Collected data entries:
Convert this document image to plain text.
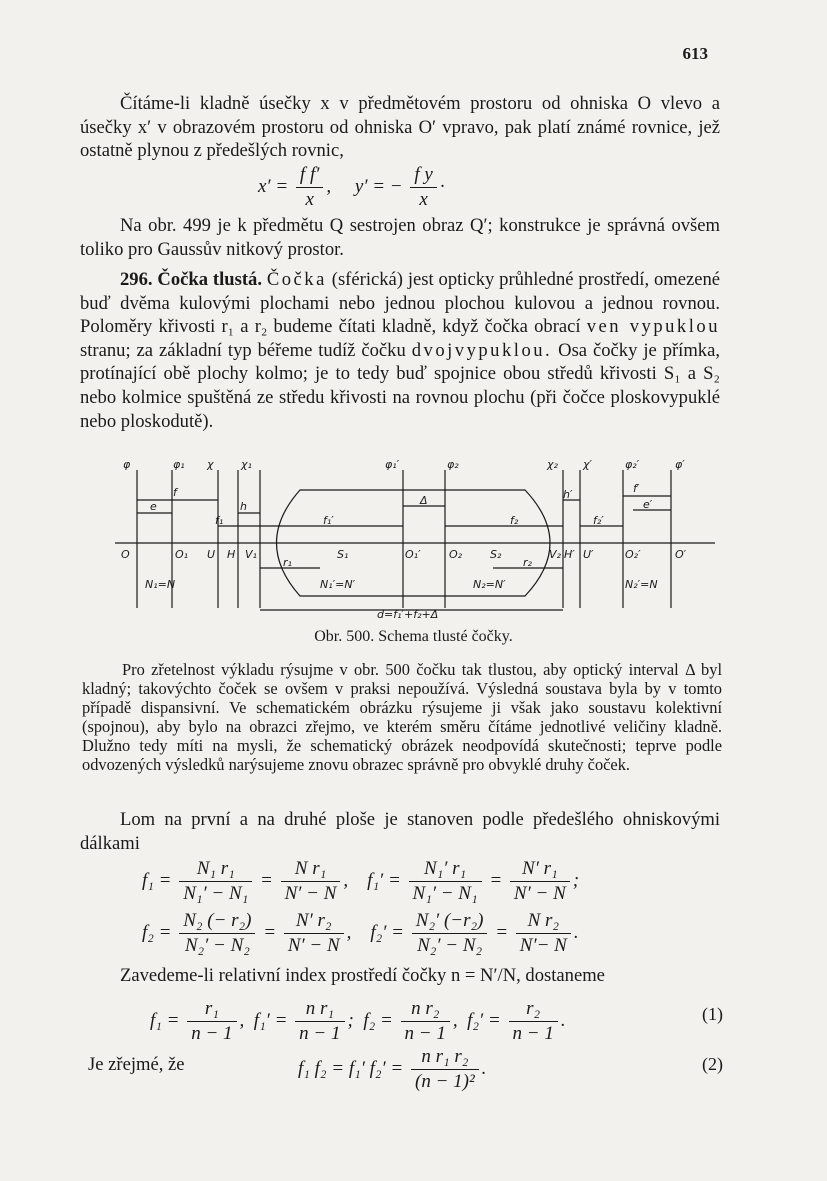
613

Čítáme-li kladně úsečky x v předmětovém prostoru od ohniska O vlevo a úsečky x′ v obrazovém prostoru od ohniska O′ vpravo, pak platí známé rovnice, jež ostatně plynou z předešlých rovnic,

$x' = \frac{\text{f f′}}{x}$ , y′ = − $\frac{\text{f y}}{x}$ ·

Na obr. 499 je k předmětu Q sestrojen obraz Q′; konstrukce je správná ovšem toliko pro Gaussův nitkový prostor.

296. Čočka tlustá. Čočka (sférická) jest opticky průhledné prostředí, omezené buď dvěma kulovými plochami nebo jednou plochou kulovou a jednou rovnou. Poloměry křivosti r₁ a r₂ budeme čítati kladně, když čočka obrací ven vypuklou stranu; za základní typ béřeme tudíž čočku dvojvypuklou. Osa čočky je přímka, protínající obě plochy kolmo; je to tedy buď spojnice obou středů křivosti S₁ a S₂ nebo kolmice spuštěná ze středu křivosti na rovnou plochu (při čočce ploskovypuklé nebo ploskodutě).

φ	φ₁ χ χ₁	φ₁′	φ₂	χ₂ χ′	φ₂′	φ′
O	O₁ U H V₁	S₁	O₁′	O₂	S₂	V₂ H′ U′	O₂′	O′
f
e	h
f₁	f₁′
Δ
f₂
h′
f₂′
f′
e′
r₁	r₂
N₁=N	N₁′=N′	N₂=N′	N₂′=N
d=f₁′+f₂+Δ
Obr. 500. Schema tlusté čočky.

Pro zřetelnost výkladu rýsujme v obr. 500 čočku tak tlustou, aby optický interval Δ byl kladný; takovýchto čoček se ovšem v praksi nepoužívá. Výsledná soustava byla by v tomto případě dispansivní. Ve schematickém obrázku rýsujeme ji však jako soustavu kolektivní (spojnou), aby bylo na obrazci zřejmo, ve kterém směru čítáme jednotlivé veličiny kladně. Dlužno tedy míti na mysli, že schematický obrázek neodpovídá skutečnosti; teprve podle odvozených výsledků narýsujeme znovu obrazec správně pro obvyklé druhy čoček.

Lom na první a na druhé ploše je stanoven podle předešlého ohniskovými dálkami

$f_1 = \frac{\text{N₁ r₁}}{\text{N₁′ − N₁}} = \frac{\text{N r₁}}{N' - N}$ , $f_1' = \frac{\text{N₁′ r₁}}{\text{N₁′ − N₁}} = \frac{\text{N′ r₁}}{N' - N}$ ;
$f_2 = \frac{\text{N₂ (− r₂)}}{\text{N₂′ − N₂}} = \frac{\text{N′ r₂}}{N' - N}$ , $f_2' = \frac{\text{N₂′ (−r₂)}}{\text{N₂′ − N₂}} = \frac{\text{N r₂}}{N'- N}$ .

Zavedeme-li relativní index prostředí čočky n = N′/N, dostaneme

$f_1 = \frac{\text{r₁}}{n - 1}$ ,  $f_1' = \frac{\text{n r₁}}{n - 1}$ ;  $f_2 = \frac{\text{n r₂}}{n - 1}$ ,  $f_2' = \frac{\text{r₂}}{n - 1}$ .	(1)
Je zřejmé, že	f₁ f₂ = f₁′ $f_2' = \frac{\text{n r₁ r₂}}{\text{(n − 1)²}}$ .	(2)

_GOAL_. Can you retype every record above exactly, leaving out the pictures?

_TASK RESPONSE_.
Convert this document image to plain text.
613

Čítáme-li kladně úsečky x v předmětovém prostoru od ohniska O vlevo a úsečky x′ v obrazovém prostoru od ohniska O′ vpravo, pak platí známé rovnice, jež ostatně plynou z předešlých rovnic,

$x' = \frac{\text{f f′}}{x}$ , y′ = − $\frac{\text{f y}}{x}$ ·

Na obr. 499 je k předmětu Q sestrojen obraz Q′; konstrukce je správná ovšem toliko pro Gaussův nitkový prostor.

296. Čočka tlustá. Čočka (sférická) jest opticky průhledné prostředí, omezené buď dvěma kulovými plochami nebo jednou plochou kulovou a jednou rovnou. Poloměry křivosti r₁ a r₂ budeme čítati kladně, když čočka obrací ven vypuklou stranu; za základní typ béřeme tudíž čočku dvojvypuklou. Osa čočky je přímka, protínající obě plochy kolmo; je to tedy buď spojnice obou středů křivosti S₁ a S₂ nebo kolmice spuštěná ze středu křivosti na rovnou plochu (při čočce ploskovypuklé nebo ploskodutě).

φ	φ₁ χ χ₁	φ₁′	φ₂	χ₂ χ′	φ₂′	φ′
O	O₁ U H V₁	S₁	O₁′	O₂	S₂	V₂ H′ U′	O₂′	O′
f
e	h
f₁	f₁′
Δ
f₂
h′
f₂′
f′
e′
r₁	r₂
N₁=N	N₁′=N′	N₂=N′	N₂′=N
d=f₁′+f₂+Δ
Obr. 500. Schema tlusté čočky.

Pro zřetelnost výkladu rýsujme v obr. 500 čočku tak tlustou, aby optický interval Δ byl kladný; takovýchto čoček se ovšem v praksi nepoužívá. Výsledná soustava byla by v tomto případě dispansivní. Ve schematickém obrázku rýsujeme ji však jako soustavu kolektivní (spojnou), aby bylo na obrazci zřejmo, ve kterém směru čítáme jednotlivé veličiny kladně. Dlužno tedy míti na mysli, že schematický obrázek neodpovídá skutečnosti; teprve podle odvozených výsledků narýsujeme znovu obrazec správně pro obvyklé druhy čoček.

Lom na první a na druhé ploše je stanoven podle předešlého ohniskovými dálkami

$f_1 = \frac{\text{N₁ r₁}}{\text{N₁′ − N₁}} = \frac{\text{N r₁}}{N' - N}$ , $f_1' = \frac{\text{N₁′ r₁}}{\text{N₁′ − N₁}} = \frac{\text{N′ r₁}}{N' - N}$ ;
$f_2 = \frac{\text{N₂ (− r₂)}}{\text{N₂′ − N₂}} = \frac{\text{N′ r₂}}{N' - N}$ , $f_2' = \frac{\text{N₂′ (−r₂)}}{\text{N₂′ − N₂}} = \frac{\text{N r₂}}{N'- N}$ .

Zavedeme-li relativní index prostředí čočky n = N′/N, dostaneme

$f_1 = \frac{\text{r₁}}{n - 1}$ ,  $f_1' = \frac{\text{n r₁}}{n - 1}$ ;  $f_2 = \frac{\text{n r₂}}{n - 1}$ ,  $f_2' = \frac{\text{r₂}}{n - 1}$ .	(1)
Je zřejmé, že	f₁ f₂ = f₁′ $f_2' = \frac{\text{n r₁ r₂}}{\text{(n − 1)²}}$ .	(2)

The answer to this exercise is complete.